Element and coordinate records
-- START --

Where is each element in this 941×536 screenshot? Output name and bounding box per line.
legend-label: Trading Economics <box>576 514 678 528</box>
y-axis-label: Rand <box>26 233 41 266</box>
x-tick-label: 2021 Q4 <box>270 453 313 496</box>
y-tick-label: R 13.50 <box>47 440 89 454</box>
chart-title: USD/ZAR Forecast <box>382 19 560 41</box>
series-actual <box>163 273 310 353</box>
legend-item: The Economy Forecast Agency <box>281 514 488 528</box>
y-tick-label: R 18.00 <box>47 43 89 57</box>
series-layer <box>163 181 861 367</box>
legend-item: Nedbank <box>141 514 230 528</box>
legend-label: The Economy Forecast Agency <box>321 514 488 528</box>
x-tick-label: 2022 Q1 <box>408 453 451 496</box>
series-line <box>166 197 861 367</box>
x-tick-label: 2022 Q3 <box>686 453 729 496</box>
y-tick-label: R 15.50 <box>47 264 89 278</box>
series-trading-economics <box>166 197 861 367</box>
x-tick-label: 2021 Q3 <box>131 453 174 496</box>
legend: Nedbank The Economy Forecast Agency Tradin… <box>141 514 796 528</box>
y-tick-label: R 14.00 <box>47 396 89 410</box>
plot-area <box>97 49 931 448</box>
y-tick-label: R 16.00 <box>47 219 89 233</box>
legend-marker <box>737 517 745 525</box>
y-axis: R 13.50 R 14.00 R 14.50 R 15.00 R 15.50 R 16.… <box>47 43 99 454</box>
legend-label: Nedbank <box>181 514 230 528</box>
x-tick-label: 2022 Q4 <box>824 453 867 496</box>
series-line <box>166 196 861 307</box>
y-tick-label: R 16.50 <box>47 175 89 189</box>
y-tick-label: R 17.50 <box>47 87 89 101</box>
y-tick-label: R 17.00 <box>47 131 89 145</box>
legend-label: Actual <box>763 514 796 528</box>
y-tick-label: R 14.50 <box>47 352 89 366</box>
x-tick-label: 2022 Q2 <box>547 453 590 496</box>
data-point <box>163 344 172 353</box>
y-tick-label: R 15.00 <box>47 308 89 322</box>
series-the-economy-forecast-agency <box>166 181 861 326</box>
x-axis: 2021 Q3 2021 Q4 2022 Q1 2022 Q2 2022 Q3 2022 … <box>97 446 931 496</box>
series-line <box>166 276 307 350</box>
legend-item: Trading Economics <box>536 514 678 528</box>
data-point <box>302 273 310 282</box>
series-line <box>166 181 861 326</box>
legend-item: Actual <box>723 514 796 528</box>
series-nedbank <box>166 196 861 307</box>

-- END --

Goal
Copy every line of the records above word for word.

Expected output
Where is each element in this 941×536 screenshot? Output name and bounding box per line.
legend-label: Trading Economics <box>576 514 678 528</box>
y-axis-label: Rand <box>26 233 41 266</box>
x-tick-label: 2021 Q4 <box>270 453 313 496</box>
y-tick-label: R 13.50 <box>47 440 89 454</box>
chart-title: USD/ZAR Forecast <box>382 19 560 41</box>
series-actual <box>163 273 310 353</box>
legend-item: The Economy Forecast Agency <box>281 514 488 528</box>
y-tick-label: R 18.00 <box>47 43 89 57</box>
series-layer <box>163 181 861 367</box>
legend-item: Nedbank <box>141 514 230 528</box>
legend-label: The Economy Forecast Agency <box>321 514 488 528</box>
x-tick-label: 2022 Q1 <box>408 453 451 496</box>
series-line <box>166 197 861 367</box>
x-tick-label: 2022 Q3 <box>686 453 729 496</box>
y-tick-label: R 15.50 <box>47 264 89 278</box>
series-trading-economics <box>166 197 861 367</box>
x-tick-label: 2021 Q3 <box>131 453 174 496</box>
legend: Nedbank The Economy Forecast Agency Tradin… <box>141 514 796 528</box>
y-tick-label: R 14.00 <box>47 396 89 410</box>
plot-area <box>97 49 931 448</box>
y-tick-label: R 16.00 <box>47 219 89 233</box>
legend-marker <box>737 517 745 525</box>
y-axis: R 13.50 R 14.00 R 14.50 R 15.00 R 15.50 R 16.… <box>47 43 99 454</box>
legend-label: Nedbank <box>181 514 230 528</box>
x-tick-label: 2022 Q4 <box>824 453 867 496</box>
series-line <box>166 196 861 307</box>
y-tick-label: R 16.50 <box>47 175 89 189</box>
y-tick-label: R 17.50 <box>47 87 89 101</box>
y-tick-label: R 17.00 <box>47 131 89 145</box>
legend-label: Actual <box>763 514 796 528</box>
y-tick-label: R 14.50 <box>47 352 89 366</box>
x-tick-label: 2022 Q2 <box>547 453 590 496</box>
data-point <box>163 344 172 353</box>
y-tick-label: R 15.00 <box>47 308 89 322</box>
series-the-economy-forecast-agency <box>166 181 861 326</box>
x-axis: 2021 Q3 2021 Q4 2022 Q1 2022 Q2 2022 Q3 2022 … <box>97 446 931 496</box>
series-line <box>166 276 307 350</box>
legend-item: Trading Economics <box>536 514 678 528</box>
data-point <box>302 273 310 282</box>
series-line <box>166 181 861 326</box>
legend-item: Actual <box>723 514 796 528</box>
series-nedbank <box>166 196 861 307</box>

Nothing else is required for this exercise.